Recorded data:
━━━━━━━━━━

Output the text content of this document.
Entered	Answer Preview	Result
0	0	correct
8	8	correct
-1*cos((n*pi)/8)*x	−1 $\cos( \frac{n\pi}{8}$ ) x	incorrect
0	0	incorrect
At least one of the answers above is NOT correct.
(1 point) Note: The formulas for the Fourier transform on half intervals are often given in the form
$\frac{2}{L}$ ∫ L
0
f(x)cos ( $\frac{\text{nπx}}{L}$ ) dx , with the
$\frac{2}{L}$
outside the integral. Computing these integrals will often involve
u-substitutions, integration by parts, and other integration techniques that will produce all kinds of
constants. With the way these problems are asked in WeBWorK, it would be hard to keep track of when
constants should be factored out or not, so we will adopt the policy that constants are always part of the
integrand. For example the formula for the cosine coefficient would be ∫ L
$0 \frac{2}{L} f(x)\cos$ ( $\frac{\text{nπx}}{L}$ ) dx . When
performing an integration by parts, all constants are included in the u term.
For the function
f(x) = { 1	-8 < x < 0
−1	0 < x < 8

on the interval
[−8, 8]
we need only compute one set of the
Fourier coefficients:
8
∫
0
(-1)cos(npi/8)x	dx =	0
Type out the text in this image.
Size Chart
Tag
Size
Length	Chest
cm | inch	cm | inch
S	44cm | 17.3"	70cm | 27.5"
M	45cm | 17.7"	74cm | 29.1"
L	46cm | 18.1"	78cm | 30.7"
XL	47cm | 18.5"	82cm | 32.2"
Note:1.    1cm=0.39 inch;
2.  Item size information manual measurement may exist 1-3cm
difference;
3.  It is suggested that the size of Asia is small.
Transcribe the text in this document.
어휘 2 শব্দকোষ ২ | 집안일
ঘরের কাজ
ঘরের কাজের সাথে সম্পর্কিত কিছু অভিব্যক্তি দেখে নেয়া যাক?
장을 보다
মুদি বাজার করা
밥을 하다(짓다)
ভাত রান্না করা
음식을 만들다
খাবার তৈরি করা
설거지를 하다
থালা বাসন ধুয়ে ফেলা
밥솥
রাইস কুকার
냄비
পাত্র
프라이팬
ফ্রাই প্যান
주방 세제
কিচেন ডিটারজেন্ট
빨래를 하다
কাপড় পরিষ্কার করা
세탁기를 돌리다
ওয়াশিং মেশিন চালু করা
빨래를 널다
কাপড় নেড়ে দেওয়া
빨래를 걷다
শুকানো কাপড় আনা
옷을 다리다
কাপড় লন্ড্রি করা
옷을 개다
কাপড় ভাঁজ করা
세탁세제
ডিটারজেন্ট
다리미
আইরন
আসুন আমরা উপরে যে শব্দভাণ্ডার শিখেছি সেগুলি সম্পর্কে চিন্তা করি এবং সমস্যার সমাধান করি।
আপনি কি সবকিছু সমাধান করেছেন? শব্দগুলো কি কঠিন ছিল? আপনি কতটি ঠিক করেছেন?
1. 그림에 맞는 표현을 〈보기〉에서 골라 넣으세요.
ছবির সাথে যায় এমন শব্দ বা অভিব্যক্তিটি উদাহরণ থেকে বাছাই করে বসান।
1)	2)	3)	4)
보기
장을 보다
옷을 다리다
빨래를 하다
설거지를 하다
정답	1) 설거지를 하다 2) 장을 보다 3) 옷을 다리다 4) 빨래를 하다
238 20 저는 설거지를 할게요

━━━━━━━━━━

WHAT TO WORK ON
Scan the records above for the string "this", then report every line that contains it.

OUTPUT
Output the text content of this document.
Type out the text in this image.
Transcribe the text in this document.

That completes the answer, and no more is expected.